• _INSTRUCTIONS FOR THE TASK_
Quote the whole listing word for word, please.

______

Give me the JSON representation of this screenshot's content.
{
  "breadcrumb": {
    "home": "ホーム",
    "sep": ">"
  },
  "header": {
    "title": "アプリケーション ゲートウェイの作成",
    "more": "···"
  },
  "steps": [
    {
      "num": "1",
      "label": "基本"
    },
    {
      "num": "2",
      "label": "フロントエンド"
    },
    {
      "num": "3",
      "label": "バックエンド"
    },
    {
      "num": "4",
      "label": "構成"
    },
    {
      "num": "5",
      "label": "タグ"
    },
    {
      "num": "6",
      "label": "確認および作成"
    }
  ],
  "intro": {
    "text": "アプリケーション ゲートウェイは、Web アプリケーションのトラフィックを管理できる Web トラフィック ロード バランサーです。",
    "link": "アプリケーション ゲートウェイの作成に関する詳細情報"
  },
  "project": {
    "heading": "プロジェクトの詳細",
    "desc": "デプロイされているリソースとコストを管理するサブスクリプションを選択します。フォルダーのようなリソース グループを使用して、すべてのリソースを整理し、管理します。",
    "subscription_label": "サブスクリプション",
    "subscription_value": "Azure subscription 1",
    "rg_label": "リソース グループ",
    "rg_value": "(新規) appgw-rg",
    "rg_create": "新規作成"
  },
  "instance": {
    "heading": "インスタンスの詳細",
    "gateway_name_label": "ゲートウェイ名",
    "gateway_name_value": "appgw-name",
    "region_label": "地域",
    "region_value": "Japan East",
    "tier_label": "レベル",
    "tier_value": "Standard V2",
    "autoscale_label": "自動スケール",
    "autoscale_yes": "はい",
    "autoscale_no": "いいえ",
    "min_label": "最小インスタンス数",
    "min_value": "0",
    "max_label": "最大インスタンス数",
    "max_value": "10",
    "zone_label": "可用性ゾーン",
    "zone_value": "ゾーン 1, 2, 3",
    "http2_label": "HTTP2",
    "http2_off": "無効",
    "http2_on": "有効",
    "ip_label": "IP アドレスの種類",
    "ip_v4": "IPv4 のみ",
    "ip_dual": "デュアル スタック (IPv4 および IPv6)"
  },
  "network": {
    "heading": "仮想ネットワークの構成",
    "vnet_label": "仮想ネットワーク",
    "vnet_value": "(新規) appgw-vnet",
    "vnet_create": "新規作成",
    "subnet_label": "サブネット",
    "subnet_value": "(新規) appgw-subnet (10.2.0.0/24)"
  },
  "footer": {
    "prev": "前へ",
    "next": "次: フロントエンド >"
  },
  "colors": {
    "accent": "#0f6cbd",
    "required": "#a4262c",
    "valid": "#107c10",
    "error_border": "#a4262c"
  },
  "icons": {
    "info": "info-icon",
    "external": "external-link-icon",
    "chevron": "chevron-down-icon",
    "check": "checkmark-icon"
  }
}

______

• _ANSWER BELOW_
Give me the JSON representation of this screenshot's content.
{
  "breadcrumb": {
    "home": "ホーム",
    "sep": ">"
  },
  "header": {
    "title": "アプリケーション ゲートウェイの作成",
    "more": "···"
  },
  "steps": [
    {
      "num": "1",
      "label": "基本"
    },
    {
      "num": "2",
      "label": "フロントエンド"
    },
    {
      "num": "3",
      "label": "バックエンド"
    },
    {
      "num": "4",
      "label": "構成"
    },
    {
      "num": "5",
      "label": "タグ"
    },
    {
      "num": "6",
      "label": "確認および作成"
    }
  ],
  "intro": {
    "text": "アプリケーション ゲートウェイは、Web アプリケーションのトラフィックを管理できる Web トラフィック ロード バランサーです。",
    "link": "アプリケーション ゲートウェイの作成に関する詳細情報"
  },
  "project": {
    "heading": "プロジェクトの詳細",
    "desc": "デプロイされているリソースとコストを管理するサブスクリプションを選択します。フォルダーのようなリソース グループを使用して、すべてのリソースを整理し、管理します。",
    "subscription_label": "サブスクリプション",
    "subscription_value": "Azure subscription 1",
    "rg_label": "リソース グループ",
    "rg_value": "(新規) appgw-rg",
    "rg_create": "新規作成"
  },
  "instance": {
    "heading": "インスタンスの詳細",
    "gateway_name_label": "ゲートウェイ名",
    "gateway_name_value": "appgw-name",
    "region_label": "地域",
    "region_value": "Japan East",
    "tier_label": "レベル",
    "tier_value": "Standard V2",
    "autoscale_label": "自動スケール",
    "autoscale_yes": "はい",
    "autoscale_no": "いいえ",
    "min_label": "最小インスタンス数",
    "min_value": "0",
    "max_label": "最大インスタンス数",
    "max_value": "10",
    "zone_label": "可用性ゾーン",
    "zone_value": "ゾーン 1, 2, 3",
    "http2_label": "HTTP2",
    "http2_off": "無効",
    "http2_on": "有効",
    "ip_label": "IP アドレスの種類",
    "ip_v4": "IPv4 のみ",
    "ip_dual": "デュアル スタック (IPv4 および IPv6)"
  },
  "network": {
    "heading": "仮想ネットワークの構成",
    "vnet_label": "仮想ネットワーク",
    "vnet_value": "(新規) appgw-vnet",
    "vnet_create": "新規作成",
    "subnet_label": "サブネット",
    "subnet_value": "(新規) appgw-subnet (10.2.0.0/24)"
  },
  "footer": {
    "prev": "前へ",
    "next": "次: フロントエンド >"
  },
  "colors": {
    "accent": "#0f6cbd",
    "required": "#a4262c",
    "valid": "#107c10",
    "error_border": "#a4262c"
  },
  "icons": {
    "info": "info-icon",
    "external": "external-link-icon",
    "chevron": "chevron-down-icon",
    "check": "checkmark-icon"
  }
}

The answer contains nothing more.